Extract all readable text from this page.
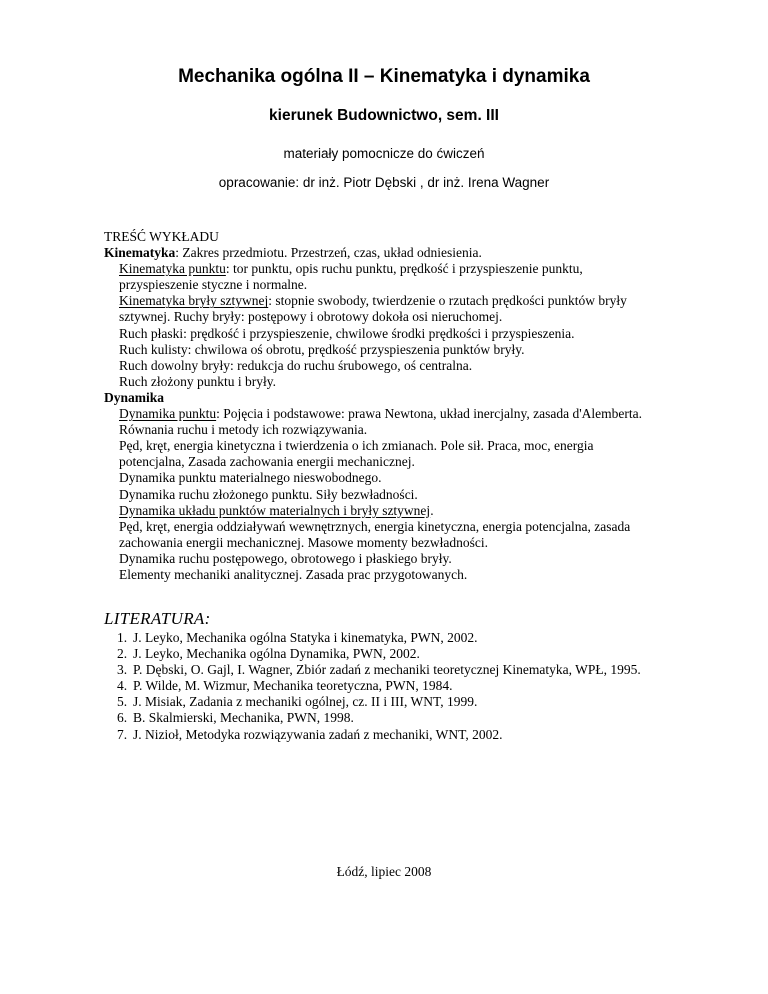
Mechanika ogólna II – Kinematyka i dynamika
kierunek Budownictwo, sem. III
materiały pomocnicze do ćwiczeń
opracowanie: dr inż. Piotr Dębski , dr inż. Irena Wagner
TREŚĆ WYKŁADU
Kinematyka: Zakres przedmiotu. Przestrzeń, czas, układ odniesienia.
Kinematyka punktu: tor punktu, opis ruchu punktu, prędkość i przyspieszenie punktu,
przyspieszenie styczne i normalne.
Kinematyka bryły sztywnej: stopnie swobody, twierdzenie o rzutach prędkości punktów bryły
sztywnej. Ruchy bryły: postępowy i obrotowy dokoła osi nieruchomej.
Ruch płaski: prędkość i przyspieszenie, chwilowe środki prędkości i przyspieszenia.
Ruch kulisty: chwilowa oś obrotu, prędkość przyspieszenia punktów bryły.
Ruch dowolny bryły: redukcja do ruchu śrubowego, oś centralna.
Ruch złożony punktu i bryły.
Dynamika
Dynamika punktu: Pojęcia i podstawowe: prawa Newtona, układ inercjalny, zasada d'Alemberta.
Równania ruchu i metody ich rozwiązywania.
Pęd, kręt, energia kinetyczna i twierdzenia o ich zmianach. Pole sił. Praca, moc, energia
potencjalna, Zasada zachowania energii mechanicznej.
Dynamika punktu materialnego nieswobodnego.
Dynamika ruchu złożonego punktu. Siły bezwładności.
Dynamika układu punktów materialnych i bryły sztywnej.
Pęd, kręt, energia oddziaływań wewnętrznych, energia kinetyczna, energia potencjalna, zasada
zachowania energii mechanicznej. Masowe momenty bezwładności.
Dynamika ruchu postępowego, obrotowego i płaskiego bryły.
Elementy mechaniki analitycznej. Zasada prac przygotowanych.
LITERATURA:
1. J. Leyko, Mechanika ogólna Statyka i kinematyka, PWN, 2002.
2. J. Leyko, Mechanika ogólna Dynamika, PWN, 2002.
3. P. Dębski, O. Gajl, I. Wagner, Zbiór zadań z mechaniki teoretycznej Kinematyka, WPŁ, 1995.
4. P. Wilde, M. Wizmur, Mechanika teoretyczna, PWN, 1984.
5. J. Misiak, Zadania z mechaniki ogólnej, cz. II i III, WNT, 1999.
6. B. Skalmierski, Mechanika, PWN, 1998.
7. J. Nizioł, Metodyka rozwiązywania zadań z mechaniki, WNT, 2002.
Łódź, lipiec 2008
==============================
** Stated problem **
Extract every line containing the string "Dębski" from the material.

** Written answer **
opracowanie: dr inż. Piotr Dębski , dr inż. Irena Wagner
3. P. Dębski, O. Gajl, I. Wagner, Zbiór zadań z mechaniki teoretycznej Kinematyka, WPŁ, 1995.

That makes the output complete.